> _Given problem_
Would you retype all of these records exactly?

> _Provided records_

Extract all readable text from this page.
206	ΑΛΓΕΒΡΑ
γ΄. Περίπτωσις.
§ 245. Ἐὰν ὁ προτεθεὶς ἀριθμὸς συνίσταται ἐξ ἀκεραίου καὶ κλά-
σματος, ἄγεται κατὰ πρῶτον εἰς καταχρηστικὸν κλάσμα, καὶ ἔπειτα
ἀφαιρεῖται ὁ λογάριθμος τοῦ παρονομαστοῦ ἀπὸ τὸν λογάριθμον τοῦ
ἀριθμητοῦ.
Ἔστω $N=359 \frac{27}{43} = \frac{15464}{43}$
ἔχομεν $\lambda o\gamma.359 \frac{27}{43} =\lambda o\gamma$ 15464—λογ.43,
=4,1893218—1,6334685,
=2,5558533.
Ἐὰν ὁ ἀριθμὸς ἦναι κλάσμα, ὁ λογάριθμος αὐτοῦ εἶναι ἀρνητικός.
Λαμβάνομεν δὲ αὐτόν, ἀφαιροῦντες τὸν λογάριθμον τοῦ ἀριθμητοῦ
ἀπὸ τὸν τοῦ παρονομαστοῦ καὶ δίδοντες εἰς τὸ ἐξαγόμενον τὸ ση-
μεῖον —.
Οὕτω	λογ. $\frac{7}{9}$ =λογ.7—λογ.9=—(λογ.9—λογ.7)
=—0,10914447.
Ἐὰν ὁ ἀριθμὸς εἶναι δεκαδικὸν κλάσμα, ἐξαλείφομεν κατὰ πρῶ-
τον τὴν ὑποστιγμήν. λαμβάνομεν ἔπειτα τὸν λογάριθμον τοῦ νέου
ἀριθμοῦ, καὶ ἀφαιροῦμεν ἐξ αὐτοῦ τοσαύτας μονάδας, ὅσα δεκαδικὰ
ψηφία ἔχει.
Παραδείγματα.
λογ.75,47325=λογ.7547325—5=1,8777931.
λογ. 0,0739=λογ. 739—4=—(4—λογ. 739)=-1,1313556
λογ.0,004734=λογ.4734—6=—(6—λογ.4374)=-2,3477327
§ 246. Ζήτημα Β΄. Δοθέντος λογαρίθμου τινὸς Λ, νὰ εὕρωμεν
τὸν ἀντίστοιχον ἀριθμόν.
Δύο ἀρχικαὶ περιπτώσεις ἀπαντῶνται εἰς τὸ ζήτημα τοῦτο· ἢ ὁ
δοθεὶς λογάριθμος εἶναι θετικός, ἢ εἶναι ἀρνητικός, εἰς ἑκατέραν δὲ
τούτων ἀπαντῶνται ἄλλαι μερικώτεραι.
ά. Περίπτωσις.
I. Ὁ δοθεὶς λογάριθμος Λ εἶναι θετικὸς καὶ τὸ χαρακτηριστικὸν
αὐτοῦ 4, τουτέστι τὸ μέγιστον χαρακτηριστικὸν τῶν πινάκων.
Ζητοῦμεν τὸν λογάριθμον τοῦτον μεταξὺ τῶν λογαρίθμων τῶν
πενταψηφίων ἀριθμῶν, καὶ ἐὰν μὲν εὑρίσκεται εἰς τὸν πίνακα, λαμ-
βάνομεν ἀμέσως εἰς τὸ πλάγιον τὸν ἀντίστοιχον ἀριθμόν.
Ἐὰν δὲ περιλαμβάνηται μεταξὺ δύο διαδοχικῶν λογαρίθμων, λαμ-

> _In response_
Extract all readable text from this page.
206	ΑΛΓΕΒΡΑ
γ΄. Περίπτωσις.
§ 245. Ἐὰν ὁ προτεθεὶς ἀριθμὸς συνίσταται ἐξ ἀκεραίου καὶ κλά-
σματος, ἄγεται κατὰ πρῶτον εἰς καταχρηστικὸν κλάσμα, καὶ ἔπειτα
ἀφαιρεῖται ὁ λογάριθμος τοῦ παρονομαστοῦ ἀπὸ τὸν λογάριθμον τοῦ
ἀριθμητοῦ.
Ἔστω $N=359 \frac{27}{43} = \frac{15464}{43}$
ἔχομεν $\lambda o\gamma.359 \frac{27}{43} =\lambda o\gamma$ 15464—λογ.43,
=4,1893218—1,6334685,
=2,5558533.
Ἐὰν ὁ ἀριθμὸς ἦναι κλάσμα, ὁ λογάριθμος αὐτοῦ εἶναι ἀρνητικός.
Λαμβάνομεν δὲ αὐτόν, ἀφαιροῦντες τὸν λογάριθμον τοῦ ἀριθμητοῦ
ἀπὸ τὸν τοῦ παρονομαστοῦ καὶ δίδοντες εἰς τὸ ἐξαγόμενον τὸ ση-
μεῖον —.
Οὕτω	λογ. $\frac{7}{9}$ =λογ.7—λογ.9=—(λογ.9—λογ.7)
=—0,10914447.
Ἐὰν ὁ ἀριθμὸς εἶναι δεκαδικὸν κλάσμα, ἐξαλείφομεν κατὰ πρῶ-
τον τὴν ὑποστιγμήν. λαμβάνομεν ἔπειτα τὸν λογάριθμον τοῦ νέου
ἀριθμοῦ, καὶ ἀφαιροῦμεν ἐξ αὐτοῦ τοσαύτας μονάδας, ὅσα δεκαδικὰ
ψηφία ἔχει.
Παραδείγματα.
λογ.75,47325=λογ.7547325—5=1,8777931.
λογ. 0,0739=λογ. 739—4=—(4—λογ. 739)=-1,1313556
λογ.0,004734=λογ.4734—6=—(6—λογ.4374)=-2,3477327
§ 246. Ζήτημα Β΄. Δοθέντος λογαρίθμου τινὸς Λ, νὰ εὕρωμεν
τὸν ἀντίστοιχον ἀριθμόν.
Δύο ἀρχικαὶ περιπτώσεις ἀπαντῶνται εἰς τὸ ζήτημα τοῦτο· ἢ ὁ
δοθεὶς λογάριθμος εἶναι θετικός, ἢ εἶναι ἀρνητικός, εἰς ἑκατέραν δὲ
τούτων ἀπαντῶνται ἄλλαι μερικώτεραι.
ά. Περίπτωσις.
I. Ὁ δοθεὶς λογάριθμος Λ εἶναι θετικὸς καὶ τὸ χαρακτηριστικὸν
αὐτοῦ 4, τουτέστι τὸ μέγιστον χαρακτηριστικὸν τῶν πινάκων.
Ζητοῦμεν τὸν λογάριθμον τοῦτον μεταξὺ τῶν λογαρίθμων τῶν
πενταψηφίων ἀριθμῶν, καὶ ἐὰν μὲν εὑρίσκεται εἰς τὸν πίνακα, λαμ-
βάνομεν ἀμέσως εἰς τὸ πλάγιον τὸν ἀντίστοιχον ἀριθμόν.
Ἐὰν δὲ περιλαμβάνηται μεταξὺ δύο διαδοχικῶν λογαρίθμων, λαμ-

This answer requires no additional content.